Reproduce the records below exactly, leaving out any pictures.
-*-
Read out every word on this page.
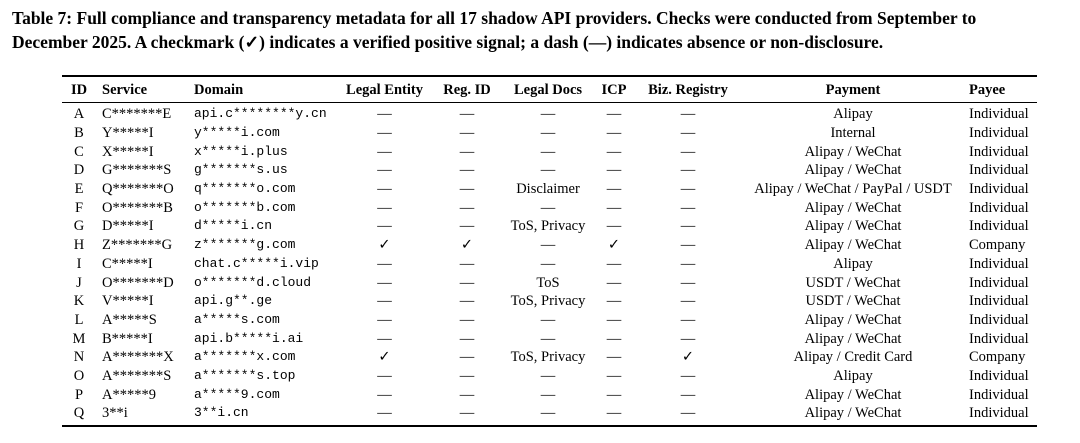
Table 7: Full compliance and transparency metadata for all 17 shadow API providers. Checks were conducted from September to
December 2025. A checkmark (✓) indicates a verified positive signal; a dash (—) indicates absence or non-disclosure.
ID	Service	Domain	Legal Entity	Reg. ID	Legal Docs	ICP	Biz. Registry	Payment	Payee
A	C*******E	api.c********y.cn	—	—	—	—	—	Alipay	Individual
B	Y*****I	y*****i.com	—	—	—	—	—	Internal	Individual
C	X*****I	x*****i.plus	—	—	—	—	—	Alipay / WeChat	Individual
D	G*******S	g*******s.us	—	—	—	—	—	Alipay / WeChat	Individual
E	Q*******O	q*******o.com	—	—	Disclaimer	—	—	Alipay / WeChat / PayPal / USDT	Individual
F	O*******B	o*******b.com	—	—	—	—	—	Alipay / WeChat	Individual
G	D*****I	d*****i.cn	—	—	ToS, Privacy	—	—	Alipay / WeChat	Individual
H	Z*******G	z*******g.com	✓	✓	—	✓	—	Alipay / WeChat	Company
I	C*****I	chat.c*****i.vip	—	—	—	—	—	Alipay	Individual
J	O*******D	o*******d.cloud	—	—	ToS	—	—	USDT / WeChat	Individual
K	V*****I	api.g**.ge	—	—	ToS, Privacy	—	—	USDT / WeChat	Individual
L	A*****S	a*****s.com	—	—	—	—	—	Alipay / WeChat	Individual
M	B*****I	api.b*****i.ai	—	—	—	—	—	Alipay / WeChat	Individual
N	A*******X	a*******x.com	✓	—	ToS, Privacy	—	✓	Alipay / Credit Card	Company
O	A*******S	a*******s.top	—	—	—	—	—	Alipay	Individual
P	A*****9	a*****9.com	—	—	—	—	—	Alipay / WeChat	Individual
Q	3**i	3**i.cn	—	—	—	—	—	Alipay / WeChat	Individual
-*-
Result of the task.
Read out every word on this page.
Table 7: Full compliance and transparency metadata for all 17 shadow API providers. Checks were conducted from September to
December 2025. A checkmark (✓) indicates a verified positive signal; a dash (—) indicates absence or non-disclosure.
ID	Service	Domain	Legal Entity	Reg. ID	Legal Docs	ICP	Biz. Registry	Payment	Payee
A	C*******E	api.c********y.cn	—	—	—	—	—	Alipay	Individual
B	Y*****I	y*****i.com	—	—	—	—	—	Internal	Individual
C	X*****I	x*****i.plus	—	—	—	—	—	Alipay / WeChat	Individual
D	G*******S	g*******s.us	—	—	—	—	—	Alipay / WeChat	Individual
E	Q*******O	q*******o.com	—	—	Disclaimer	—	—	Alipay / WeChat / PayPal / USDT	Individual
F	O*******B	o*******b.com	—	—	—	—	—	Alipay / WeChat	Individual
G	D*****I	d*****i.cn	—	—	ToS, Privacy	—	—	Alipay / WeChat	Individual
H	Z*******G	z*******g.com	✓	✓	—	✓	—	Alipay / WeChat	Company
I	C*****I	chat.c*****i.vip	—	—	—	—	—	Alipay	Individual
J	O*******D	o*******d.cloud	—	—	ToS	—	—	USDT / WeChat	Individual
K	V*****I	api.g**.ge	—	—	ToS, Privacy	—	—	USDT / WeChat	Individual
L	A*****S	a*****s.com	—	—	—	—	—	Alipay / WeChat	Individual
M	B*****I	api.b*****i.ai	—	—	—	—	—	Alipay / WeChat	Individual
N	A*******X	a*******x.com	✓	—	ToS, Privacy	—	✓	Alipay / Credit Card	Company
O	A*******S	a*******s.top	—	—	—	—	—	Alipay	Individual
P	A*****9	a*****9.com	—	—	—	—	—	Alipay / WeChat	Individual
Q	3**i	3**i.cn	—	—	—	—	—	Alipay / WeChat	Individual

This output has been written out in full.